Records about charts and figures
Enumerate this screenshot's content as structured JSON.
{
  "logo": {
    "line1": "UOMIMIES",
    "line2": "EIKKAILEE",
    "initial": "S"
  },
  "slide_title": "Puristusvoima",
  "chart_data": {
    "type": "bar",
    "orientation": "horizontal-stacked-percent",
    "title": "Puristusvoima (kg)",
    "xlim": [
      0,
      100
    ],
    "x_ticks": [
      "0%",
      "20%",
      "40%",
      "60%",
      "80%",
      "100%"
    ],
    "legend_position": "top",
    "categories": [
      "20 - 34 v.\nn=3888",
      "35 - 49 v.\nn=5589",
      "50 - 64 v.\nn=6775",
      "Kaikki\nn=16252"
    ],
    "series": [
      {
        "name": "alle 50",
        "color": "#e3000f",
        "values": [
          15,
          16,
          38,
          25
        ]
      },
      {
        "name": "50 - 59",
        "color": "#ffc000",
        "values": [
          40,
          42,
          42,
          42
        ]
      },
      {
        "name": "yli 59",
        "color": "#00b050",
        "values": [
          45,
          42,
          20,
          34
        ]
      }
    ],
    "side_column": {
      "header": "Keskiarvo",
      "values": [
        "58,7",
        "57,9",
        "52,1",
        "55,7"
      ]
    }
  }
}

### Given problem
Please quote the records above exactly, without skipping a line.

### Complete output
Enumerate this screenshot's content as structured JSON.
{
  "logo": {
    "line1": "UOMIMIES",
    "line2": "EIKKAILEE",
    "initial": "S"
  },
  "slide_title": "Puristusvoima",
  "chart_data": {
    "type": "bar",
    "orientation": "horizontal-stacked-percent",
    "title": "Puristusvoima (kg)",
    "xlim": [
      0,
      100
    ],
    "x_ticks": [
      "0%",
      "20%",
      "40%",
      "60%",
      "80%",
      "100%"
    ],
    "legend_position": "top",
    "categories": [
      "20 - 34 v.\nn=3888",
      "35 - 49 v.\nn=5589",
      "50 - 64 v.\nn=6775",
      "Kaikki\nn=16252"
    ],
    "series": [
      {
        "name": "alle 50",
        "color": "#e3000f",
        "values": [
          15,
          16,
          38,
          25
        ]
      },
      {
        "name": "50 - 59",
        "color": "#ffc000",
        "values": [
          40,
          42,
          42,
          42
        ]
      },
      {
        "name": "yli 59",
        "color": "#00b050",
        "values": [
          45,
          42,
          20,
          34
        ]
      }
    ],
    "side_column": {
      "header": "Keskiarvo",
      "values": [
        "58,7",
        "57,9",
        "52,1",
        "55,7"
      ]
    }
  }
}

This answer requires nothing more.